## Task to carry out
Look at the entries below and reproduce them exactly.
--- Given records ---
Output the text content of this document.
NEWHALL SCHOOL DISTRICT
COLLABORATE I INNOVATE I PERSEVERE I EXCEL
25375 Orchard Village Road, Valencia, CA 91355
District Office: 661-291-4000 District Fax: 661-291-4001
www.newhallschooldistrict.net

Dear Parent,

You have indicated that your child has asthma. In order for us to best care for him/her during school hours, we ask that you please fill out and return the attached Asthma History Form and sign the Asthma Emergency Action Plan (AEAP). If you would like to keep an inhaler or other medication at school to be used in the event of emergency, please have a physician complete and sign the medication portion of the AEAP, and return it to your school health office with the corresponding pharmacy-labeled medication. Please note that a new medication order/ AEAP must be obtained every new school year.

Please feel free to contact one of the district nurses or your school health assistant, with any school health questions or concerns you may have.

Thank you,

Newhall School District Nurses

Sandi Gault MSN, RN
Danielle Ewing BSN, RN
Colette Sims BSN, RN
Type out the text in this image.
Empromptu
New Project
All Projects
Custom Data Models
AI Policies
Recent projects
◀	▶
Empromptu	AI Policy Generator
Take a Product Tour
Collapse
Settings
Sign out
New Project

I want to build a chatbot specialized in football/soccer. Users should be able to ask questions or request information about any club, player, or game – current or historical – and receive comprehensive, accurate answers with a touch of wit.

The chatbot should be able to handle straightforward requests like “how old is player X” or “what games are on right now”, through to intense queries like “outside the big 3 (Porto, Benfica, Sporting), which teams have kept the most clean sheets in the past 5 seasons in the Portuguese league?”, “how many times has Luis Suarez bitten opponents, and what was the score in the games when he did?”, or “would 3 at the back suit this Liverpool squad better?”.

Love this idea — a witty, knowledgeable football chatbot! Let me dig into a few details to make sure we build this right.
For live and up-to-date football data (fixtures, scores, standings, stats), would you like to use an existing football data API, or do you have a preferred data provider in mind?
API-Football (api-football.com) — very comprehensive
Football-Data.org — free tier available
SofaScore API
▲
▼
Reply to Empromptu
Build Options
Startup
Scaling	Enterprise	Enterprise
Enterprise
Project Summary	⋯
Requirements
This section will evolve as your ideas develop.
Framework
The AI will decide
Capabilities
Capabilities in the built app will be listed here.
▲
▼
---
## Expected answer
Output the text content of this document.
NEWHALL SCHOOL DISTRICT
COLLABORATE I INNOVATE I PERSEVERE I EXCEL
25375 Orchard Village Road, Valencia, CA 91355
District Office: 661-291-4000 District Fax: 661-291-4001
www.newhallschooldistrict.net

Dear Parent,

You have indicated that your child has asthma. In order for us to best care for him/her during school hours, we ask that you please fill out and return the attached Asthma History Form and sign the Asthma Emergency Action Plan (AEAP). If you would like to keep an inhaler or other medication at school to be used in the event of emergency, please have a physician complete and sign the medication portion of the AEAP, and return it to your school health office with the corresponding pharmacy-labeled medication. Please note that a new medication order/ AEAP must be obtained every new school year.

Please feel free to contact one of the district nurses or your school health assistant, with any school health questions or concerns you may have.

Thank you,

Newhall School District Nurses

Sandi Gault MSN, RN
Danielle Ewing BSN, RN
Colette Sims BSN, RN
Type out the text in this image.
Empromptu
New Project
All Projects
Custom Data Models
AI Policies
Recent projects
◀	▶
Empromptu	AI Policy Generator
Take a Product Tour
Collapse
Settings
Sign out
New Project

I want to build a chatbot specialized in football/soccer. Users should be able to ask questions or request information about any club, player, or game – current or historical – and receive comprehensive, accurate answers with a touch of wit.

The chatbot should be able to handle straightforward requests like “how old is player X” or “what games are on right now”, through to intense queries like “outside the big 3 (Porto, Benfica, Sporting), which teams have kept the most clean sheets in the past 5 seasons in the Portuguese league?”, “how many times has Luis Suarez bitten opponents, and what was the score in the games when he did?”, or “would 3 at the back suit this Liverpool squad better?”.

Love this idea — a witty, knowledgeable football chatbot! Let me dig into a few details to make sure we build this right.
For live and up-to-date football data (fixtures, scores, standings, stats), would you like to use an existing football data API, or do you have a preferred data provider in mind?
API-Football (api-football.com) — very comprehensive
Football-Data.org — free tier available
SofaScore API
▲
▼
Reply to Empromptu
Build Options
Startup
Scaling	Enterprise	Enterprise
Enterprise
Project Summary	⋯
Requirements
This section will evolve as your ideas develop.
Framework
The AI will decide
Capabilities
Capabilities in the built app will be listed here.
▲
▼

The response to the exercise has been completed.